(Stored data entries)
╔══
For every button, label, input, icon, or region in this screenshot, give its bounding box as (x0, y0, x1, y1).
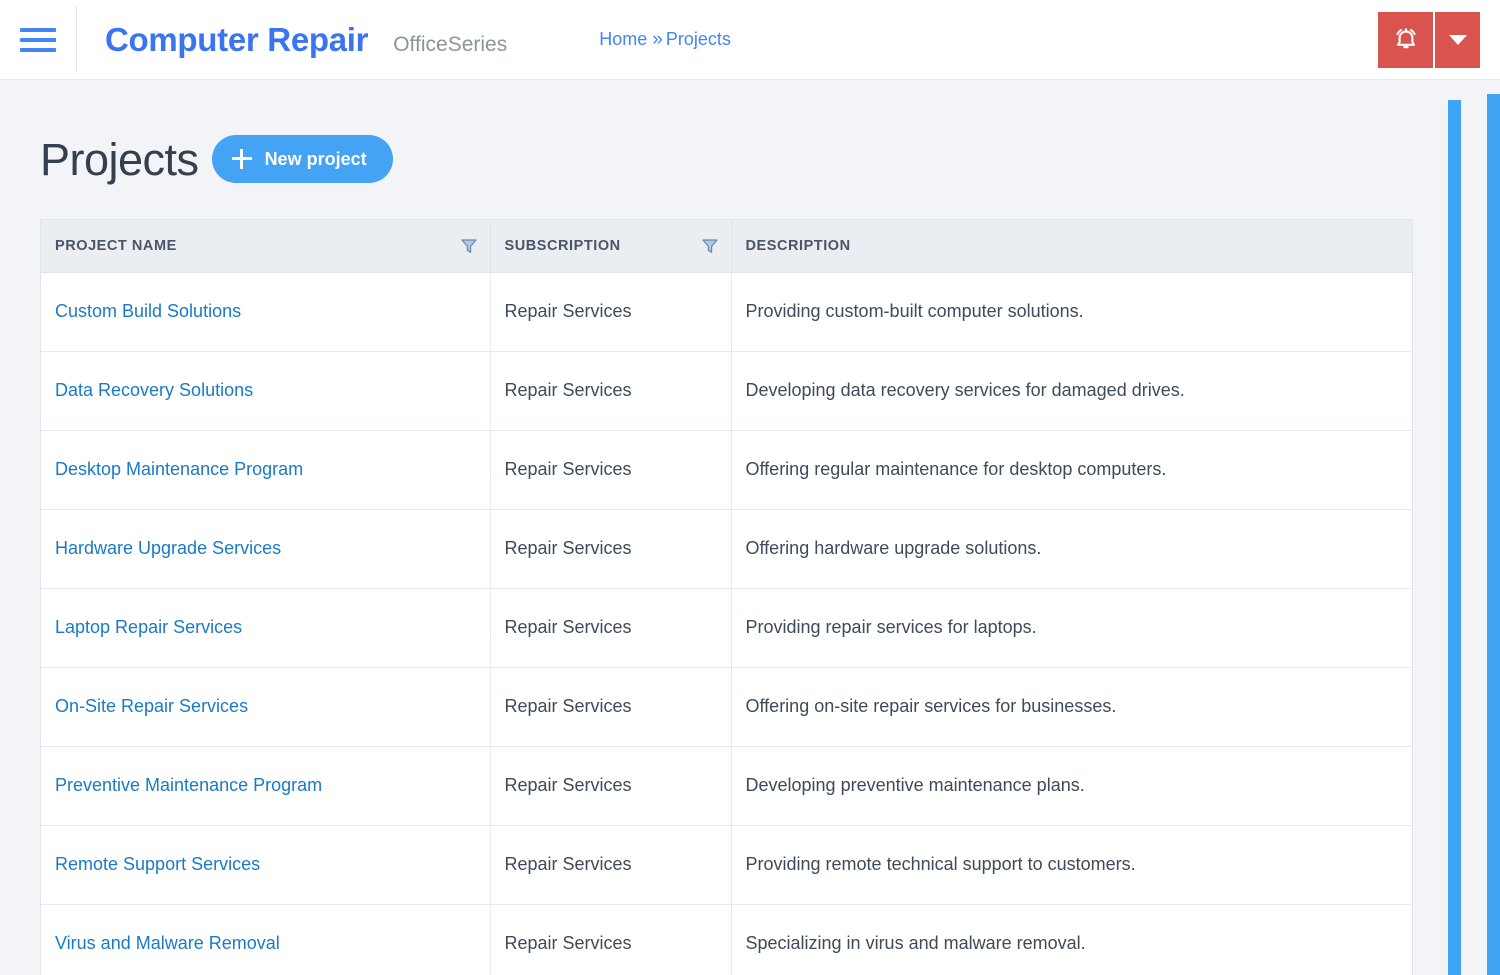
cell-description: Developing data recovery services for da… (731, 351, 1412, 431)
brand-subtitle: OfficeSeries (393, 33, 508, 56)
header-divider (76, 6, 77, 73)
cell-description: Offering hardware upgrade solutions. (731, 509, 1412, 589)
hamburger-line (20, 27, 56, 32)
brand-title: Computer Repair (105, 21, 369, 58)
projects-table: PROJECT NAME SUBSCRIPTION DESCRIPTION Cu… (41, 220, 1412, 975)
project-name-link[interactable]: Preventive Maintenance Program (55, 775, 322, 795)
project-name-link[interactable]: Remote Support Services (55, 854, 260, 874)
cell-description: Specializing in virus and malware remova… (731, 904, 1412, 975)
cell-subscription: Repair Services (490, 746, 732, 826)
table-head: PROJECT NAME SUBSCRIPTION DESCRIPTION (41, 220, 1412, 273)
table-row: Data Recovery Solutions Repair Services De… (41, 351, 1412, 431)
column-header-label: PROJECT NAME (55, 237, 177, 254)
column-header-label: SUBSCRIPTION (504, 237, 621, 254)
notifications-button[interactable] (1378, 12, 1433, 68)
breadcrumb-separator: » (652, 29, 663, 50)
project-name-link[interactable]: Custom Build Solutions (55, 301, 241, 321)
cell-description: Providing remote technical support to cu… (731, 825, 1412, 905)
hamburger-icon[interactable] (0, 0, 76, 80)
project-name-link[interactable]: Laptop Repair Services (55, 617, 242, 637)
project-name-link[interactable]: On-Site Repair Services (55, 696, 248, 716)
table-row: Laptop Repair Services Repair Services Pro… (41, 588, 1412, 668)
table-row: Custom Build Solutions Repair Services Pro… (41, 272, 1412, 352)
hamburger-line (20, 47, 56, 52)
cell-project-name: On-Site Repair Services (41, 667, 491, 747)
table-header-row: PROJECT NAME SUBSCRIPTION DESCRIPTION (41, 220, 1412, 273)
app-header: Computer Repair OfficeSeries Home » Proj… (0, 0, 1500, 80)
cell-project-name: Desktop Maintenance Program (41, 430, 491, 510)
column-header-subscription[interactable]: SUBSCRIPTION (490, 220, 732, 273)
project-name-link[interactable]: Hardware Upgrade Services (55, 538, 281, 558)
cell-subscription: Repair Services (490, 825, 732, 905)
page-title: Projects (40, 133, 199, 185)
brand: Computer Repair OfficeSeries (105, 23, 507, 56)
projects-table-container: PROJECT NAME SUBSCRIPTION DESCRIPTION Cu… (40, 219, 1413, 975)
cell-project-name: Custom Build Solutions (41, 272, 491, 352)
breadcrumb-home-link[interactable]: Home (599, 30, 647, 48)
cell-project-name: Laptop Repair Services (41, 588, 491, 668)
cell-subscription: Repair Services (490, 272, 732, 352)
cell-subscription: Repair Services (490, 904, 732, 975)
breadcrumb: Home » Projects (599, 30, 731, 49)
table-row: Desktop Maintenance Program Repair Servic… (41, 430, 1412, 510)
table-row: Preventive Maintenance Program Repair Ser… (41, 746, 1412, 826)
project-name-link[interactable]: Virus and Malware Removal (55, 933, 280, 953)
cell-project-name: Data Recovery Solutions (41, 351, 491, 431)
hamburger-line (20, 37, 56, 42)
column-header-description[interactable]: DESCRIPTION (731, 220, 1412, 273)
table-body: Custom Build Solutions Repair Services Pro… (41, 272, 1412, 975)
cell-project-name: Virus and Malware Removal (41, 904, 491, 975)
project-name-link[interactable]: Data Recovery Solutions (55, 380, 253, 400)
cell-subscription: Repair Services (490, 509, 732, 589)
table-row: Hardware Upgrade Services Repair Services… (41, 509, 1412, 589)
table-row: Remote Support Services Repair Services Pr… (41, 825, 1412, 905)
bell-icon (1395, 28, 1416, 49)
cell-description: Offering on-site repair services for bus… (731, 667, 1412, 747)
plus-icon (231, 149, 252, 169)
inner-scrollbar-thumb[interactable] (1448, 100, 1461, 975)
cell-project-name: Preventive Maintenance Program (41, 746, 491, 826)
project-name-link[interactable]: Desktop Maintenance Program (55, 459, 303, 479)
filter-icon[interactable] (460, 237, 478, 255)
cell-description: Providing repair services for laptops. (731, 588, 1412, 668)
notifications-dropdown-button[interactable] (1433, 12, 1480, 68)
cell-project-name: Hardware Upgrade Services (41, 509, 491, 589)
table-row: Virus and Malware Removal Repair Services… (41, 904, 1412, 975)
table-row: On-Site Repair Services Repair Services Of… (41, 667, 1412, 747)
cell-subscription: Repair Services (490, 588, 732, 668)
page-header: Projects New project (0, 80, 1500, 183)
cell-subscription: Repair Services (490, 430, 732, 510)
chevron-down-icon (1448, 35, 1467, 45)
cell-subscription: Repair Services (490, 667, 732, 747)
page-content: Projects New project PROJECT NAME SUBSCR… (0, 80, 1500, 975)
header-actions (1378, 12, 1480, 68)
cell-description: Offering regular maintenance for desktop… (731, 430, 1412, 510)
page-scrollbar-thumb[interactable] (1487, 94, 1500, 975)
cell-subscription: Repair Services (490, 351, 732, 431)
column-header-project-name[interactable]: PROJECT NAME (41, 220, 491, 273)
breadcrumb-current-link[interactable]: Projects (666, 30, 731, 48)
cell-project-name: Remote Support Services (41, 825, 491, 905)
cell-description: Providing custom-built computer solution… (731, 272, 1412, 352)
cell-description: Developing preventive maintenance plans. (731, 746, 1412, 826)
column-header-label: DESCRIPTION (745, 237, 851, 254)
new-project-button[interactable]: New project (211, 135, 393, 183)
filter-icon[interactable] (701, 237, 719, 255)
new-project-button-label: New project (264, 148, 367, 169)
╚══
Please write every line above out exactly as given, except for any pictures.

For every button, label, input, icon, or region in this screenshot, give its bounding box as (x0, y0, x1, y1).
cell-description: Developing data recovery services for da… (731, 351, 1412, 431)
brand-subtitle: OfficeSeries (393, 33, 508, 56)
header-divider (76, 6, 77, 73)
cell-description: Offering hardware upgrade solutions. (731, 509, 1412, 589)
hamburger-line (20, 27, 56, 32)
brand-title: Computer Repair (105, 21, 369, 58)
projects-table: PROJECT NAME SUBSCRIPTION DESCRIPTION Cu… (41, 220, 1412, 975)
project-name-link[interactable]: Preventive Maintenance Program (55, 775, 322, 795)
project-name-link[interactable]: Remote Support Services (55, 854, 260, 874)
cell-description: Specializing in virus and malware remova… (731, 904, 1412, 975)
cell-subscription: Repair Services (490, 746, 732, 826)
table-head: PROJECT NAME SUBSCRIPTION DESCRIPTION (41, 220, 1412, 273)
table-row: Data Recovery Solutions Repair Services De… (41, 351, 1412, 431)
column-header-label: PROJECT NAME (55, 237, 177, 254)
column-header-label: SUBSCRIPTION (504, 237, 621, 254)
notifications-button[interactable] (1378, 12, 1433, 68)
breadcrumb-separator: » (652, 29, 663, 50)
project-name-link[interactable]: Custom Build Solutions (55, 301, 241, 321)
cell-description: Providing remote technical support to cu… (731, 825, 1412, 905)
hamburger-icon[interactable] (0, 0, 76, 80)
project-name-link[interactable]: Laptop Repair Services (55, 617, 242, 637)
project-name-link[interactable]: On-Site Repair Services (55, 696, 248, 716)
table-row: Laptop Repair Services Repair Services Pro… (41, 588, 1412, 668)
table-row: Custom Build Solutions Repair Services Pro… (41, 272, 1412, 352)
hamburger-line (20, 47, 56, 52)
cell-project-name: On-Site Repair Services (41, 667, 491, 747)
table-header-row: PROJECT NAME SUBSCRIPTION DESCRIPTION (41, 220, 1412, 273)
app-header: Computer Repair OfficeSeries Home » Proj… (0, 0, 1500, 80)
cell-project-name: Desktop Maintenance Program (41, 430, 491, 510)
column-header-subscription[interactable]: SUBSCRIPTION (490, 220, 732, 273)
project-name-link[interactable]: Hardware Upgrade Services (55, 538, 281, 558)
cell-subscription: Repair Services (490, 825, 732, 905)
page-title: Projects (40, 133, 199, 185)
brand: Computer Repair OfficeSeries (105, 23, 507, 56)
projects-table-container: PROJECT NAME SUBSCRIPTION DESCRIPTION Cu… (40, 219, 1413, 975)
cell-project-name: Custom Build Solutions (41, 272, 491, 352)
breadcrumb-home-link[interactable]: Home (599, 30, 647, 48)
cell-project-name: Laptop Repair Services (41, 588, 491, 668)
cell-subscription: Repair Services (490, 272, 732, 352)
cell-subscription: Repair Services (490, 904, 732, 975)
breadcrumb: Home » Projects (599, 30, 731, 49)
table-row: Desktop Maintenance Program Repair Servic… (41, 430, 1412, 510)
table-row: Preventive Maintenance Program Repair Ser… (41, 746, 1412, 826)
project-name-link[interactable]: Virus and Malware Removal (55, 933, 280, 953)
cell-project-name: Data Recovery Solutions (41, 351, 491, 431)
hamburger-line (20, 37, 56, 42)
column-header-description[interactable]: DESCRIPTION (731, 220, 1412, 273)
table-body: Custom Build Solutions Repair Services Pro… (41, 272, 1412, 975)
cell-project-name: Virus and Malware Removal (41, 904, 491, 975)
project-name-link[interactable]: Data Recovery Solutions (55, 380, 253, 400)
cell-subscription: Repair Services (490, 509, 732, 589)
table-row: Hardware Upgrade Services Repair Services… (41, 509, 1412, 589)
table-row: Remote Support Services Repair Services Pr… (41, 825, 1412, 905)
bell-icon (1395, 28, 1416, 49)
cell-description: Offering on-site repair services for bus… (731, 667, 1412, 747)
plus-icon (231, 149, 252, 169)
inner-scrollbar-thumb[interactable] (1448, 100, 1461, 975)
cell-project-name: Preventive Maintenance Program (41, 746, 491, 826)
project-name-link[interactable]: Desktop Maintenance Program (55, 459, 303, 479)
filter-icon[interactable] (460, 237, 478, 255)
cell-description: Providing repair services for laptops. (731, 588, 1412, 668)
notifications-dropdown-button[interactable] (1433, 12, 1480, 68)
cell-project-name: Hardware Upgrade Services (41, 509, 491, 589)
table-row: Virus and Malware Removal Repair Services… (41, 904, 1412, 975)
table-row: On-Site Repair Services Repair Services Of… (41, 667, 1412, 747)
cell-subscription: Repair Services (490, 588, 732, 668)
page-header: Projects New project (0, 80, 1500, 183)
cell-subscription: Repair Services (490, 430, 732, 510)
chevron-down-icon (1448, 35, 1467, 45)
cell-subscription: Repair Services (490, 667, 732, 747)
page-content: Projects New project PROJECT NAME SUBSCR… (0, 80, 1500, 975)
header-actions (1378, 12, 1480, 68)
cell-description: Offering regular maintenance for desktop… (731, 430, 1412, 510)
page-scrollbar-thumb[interactable] (1487, 94, 1500, 975)
cell-subscription: Repair Services (490, 351, 732, 431)
column-header-project-name[interactable]: PROJECT NAME (41, 220, 491, 273)
breadcrumb-current-link[interactable]: Projects (666, 30, 731, 48)
cell-project-name: Remote Support Services (41, 825, 491, 905)
cell-description: Providing custom-built computer solution… (731, 272, 1412, 352)
cell-description: Developing preventive maintenance plans. (731, 746, 1412, 826)
column-header-label: DESCRIPTION (745, 237, 851, 254)
new-project-button[interactable]: New project (211, 135, 393, 183)
filter-icon[interactable] (701, 237, 719, 255)
new-project-button-label: New project (264, 148, 367, 169)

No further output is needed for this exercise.